>> Begin Material provided
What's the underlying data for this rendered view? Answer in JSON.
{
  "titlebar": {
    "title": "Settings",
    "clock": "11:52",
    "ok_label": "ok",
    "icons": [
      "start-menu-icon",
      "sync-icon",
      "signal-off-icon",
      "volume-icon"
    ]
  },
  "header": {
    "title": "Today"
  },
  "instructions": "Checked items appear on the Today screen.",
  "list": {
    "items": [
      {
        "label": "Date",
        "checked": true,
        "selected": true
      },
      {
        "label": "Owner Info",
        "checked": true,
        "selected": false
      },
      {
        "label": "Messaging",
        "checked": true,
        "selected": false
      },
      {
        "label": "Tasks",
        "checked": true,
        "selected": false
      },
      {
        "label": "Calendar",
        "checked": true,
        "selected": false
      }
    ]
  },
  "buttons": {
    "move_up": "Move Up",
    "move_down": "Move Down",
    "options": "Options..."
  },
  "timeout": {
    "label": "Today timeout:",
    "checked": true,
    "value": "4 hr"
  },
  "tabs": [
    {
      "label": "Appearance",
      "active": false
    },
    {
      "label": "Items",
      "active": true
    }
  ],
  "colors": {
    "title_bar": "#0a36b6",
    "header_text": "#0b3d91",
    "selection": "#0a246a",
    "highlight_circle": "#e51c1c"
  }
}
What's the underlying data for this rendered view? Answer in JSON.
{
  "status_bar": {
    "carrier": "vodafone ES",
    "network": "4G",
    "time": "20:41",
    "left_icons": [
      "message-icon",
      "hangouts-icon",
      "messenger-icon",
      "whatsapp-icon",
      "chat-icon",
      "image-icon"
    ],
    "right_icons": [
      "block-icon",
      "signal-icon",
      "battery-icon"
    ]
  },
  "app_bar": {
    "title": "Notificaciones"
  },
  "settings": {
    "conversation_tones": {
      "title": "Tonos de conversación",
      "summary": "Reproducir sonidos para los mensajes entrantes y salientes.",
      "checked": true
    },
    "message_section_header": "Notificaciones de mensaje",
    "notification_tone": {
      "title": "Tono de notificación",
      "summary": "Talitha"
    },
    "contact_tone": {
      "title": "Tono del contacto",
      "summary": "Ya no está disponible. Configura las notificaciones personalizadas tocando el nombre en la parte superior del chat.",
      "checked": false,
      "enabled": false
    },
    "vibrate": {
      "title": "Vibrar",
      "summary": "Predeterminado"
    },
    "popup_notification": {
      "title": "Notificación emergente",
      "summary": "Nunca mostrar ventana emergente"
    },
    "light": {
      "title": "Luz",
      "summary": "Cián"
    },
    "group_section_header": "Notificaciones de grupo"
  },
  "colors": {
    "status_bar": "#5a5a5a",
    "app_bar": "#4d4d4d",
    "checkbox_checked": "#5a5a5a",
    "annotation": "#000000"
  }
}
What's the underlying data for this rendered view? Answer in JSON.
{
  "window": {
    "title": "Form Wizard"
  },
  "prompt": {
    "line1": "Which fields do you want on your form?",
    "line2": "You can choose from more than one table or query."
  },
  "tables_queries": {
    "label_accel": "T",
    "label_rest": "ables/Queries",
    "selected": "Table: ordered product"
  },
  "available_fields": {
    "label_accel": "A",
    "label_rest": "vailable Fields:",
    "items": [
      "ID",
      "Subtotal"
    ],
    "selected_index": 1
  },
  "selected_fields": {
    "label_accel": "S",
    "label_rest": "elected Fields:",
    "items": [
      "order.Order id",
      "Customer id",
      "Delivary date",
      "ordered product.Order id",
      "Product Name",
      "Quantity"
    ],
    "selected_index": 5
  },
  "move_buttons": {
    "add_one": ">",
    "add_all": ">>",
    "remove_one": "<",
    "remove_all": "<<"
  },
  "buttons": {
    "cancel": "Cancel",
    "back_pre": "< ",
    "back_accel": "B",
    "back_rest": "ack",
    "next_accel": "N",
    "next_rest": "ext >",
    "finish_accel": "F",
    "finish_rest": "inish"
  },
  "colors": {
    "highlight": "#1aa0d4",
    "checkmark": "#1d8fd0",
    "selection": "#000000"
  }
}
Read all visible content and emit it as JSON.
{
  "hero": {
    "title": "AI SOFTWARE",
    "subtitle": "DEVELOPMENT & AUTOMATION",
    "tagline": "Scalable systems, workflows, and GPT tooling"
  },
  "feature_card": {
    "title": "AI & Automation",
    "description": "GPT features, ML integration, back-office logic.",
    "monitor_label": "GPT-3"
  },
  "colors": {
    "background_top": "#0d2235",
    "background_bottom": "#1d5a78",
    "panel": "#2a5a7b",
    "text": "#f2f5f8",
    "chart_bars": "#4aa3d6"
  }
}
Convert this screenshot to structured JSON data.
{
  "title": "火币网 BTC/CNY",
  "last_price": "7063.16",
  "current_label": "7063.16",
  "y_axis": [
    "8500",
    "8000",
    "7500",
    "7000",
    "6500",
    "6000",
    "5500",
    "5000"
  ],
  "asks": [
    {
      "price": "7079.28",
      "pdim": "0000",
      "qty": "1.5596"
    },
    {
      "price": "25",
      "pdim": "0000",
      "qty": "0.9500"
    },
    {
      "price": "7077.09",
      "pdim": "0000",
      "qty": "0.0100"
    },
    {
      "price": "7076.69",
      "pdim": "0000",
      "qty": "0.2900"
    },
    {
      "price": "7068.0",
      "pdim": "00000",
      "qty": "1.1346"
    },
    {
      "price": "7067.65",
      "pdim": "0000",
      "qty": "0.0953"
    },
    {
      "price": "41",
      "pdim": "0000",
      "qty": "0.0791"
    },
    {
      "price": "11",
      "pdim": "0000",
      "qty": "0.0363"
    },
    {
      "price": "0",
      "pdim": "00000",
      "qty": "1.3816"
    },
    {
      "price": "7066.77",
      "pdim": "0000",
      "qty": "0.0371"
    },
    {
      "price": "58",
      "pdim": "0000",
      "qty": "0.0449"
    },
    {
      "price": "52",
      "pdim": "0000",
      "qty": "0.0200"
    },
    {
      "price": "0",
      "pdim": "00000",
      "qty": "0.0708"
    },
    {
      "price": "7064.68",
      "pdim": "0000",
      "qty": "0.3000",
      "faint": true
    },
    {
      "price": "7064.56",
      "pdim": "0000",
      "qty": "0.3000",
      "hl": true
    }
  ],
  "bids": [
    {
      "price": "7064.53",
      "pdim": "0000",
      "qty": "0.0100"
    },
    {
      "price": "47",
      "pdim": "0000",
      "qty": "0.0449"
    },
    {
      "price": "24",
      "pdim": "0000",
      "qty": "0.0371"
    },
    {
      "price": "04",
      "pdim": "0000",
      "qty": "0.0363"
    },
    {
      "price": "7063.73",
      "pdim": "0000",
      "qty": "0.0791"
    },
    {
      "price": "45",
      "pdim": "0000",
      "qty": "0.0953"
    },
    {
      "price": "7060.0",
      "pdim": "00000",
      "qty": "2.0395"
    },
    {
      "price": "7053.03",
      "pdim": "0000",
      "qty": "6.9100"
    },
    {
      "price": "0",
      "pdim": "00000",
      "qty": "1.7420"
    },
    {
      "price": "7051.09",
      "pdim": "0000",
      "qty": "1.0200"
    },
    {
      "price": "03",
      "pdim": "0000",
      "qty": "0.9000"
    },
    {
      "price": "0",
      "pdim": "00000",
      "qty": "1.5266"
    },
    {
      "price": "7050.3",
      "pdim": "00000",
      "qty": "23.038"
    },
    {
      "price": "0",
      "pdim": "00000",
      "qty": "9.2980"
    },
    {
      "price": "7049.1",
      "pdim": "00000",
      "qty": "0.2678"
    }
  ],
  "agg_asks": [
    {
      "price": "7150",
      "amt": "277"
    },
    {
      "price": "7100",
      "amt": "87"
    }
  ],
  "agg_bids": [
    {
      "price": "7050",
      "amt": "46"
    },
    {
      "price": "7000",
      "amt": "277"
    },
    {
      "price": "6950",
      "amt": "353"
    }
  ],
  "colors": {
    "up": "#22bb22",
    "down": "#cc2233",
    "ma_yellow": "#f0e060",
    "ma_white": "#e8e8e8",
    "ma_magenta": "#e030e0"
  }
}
>> End Material provided
| Problem description |
Each line that holds the word "chat" is to be copied.

| Correct answer |
      "chat-icon",
      "summary": "Ya no está disponible. Configura las notificaciones personalizadas tocando el nombre en la parte superior del chat.",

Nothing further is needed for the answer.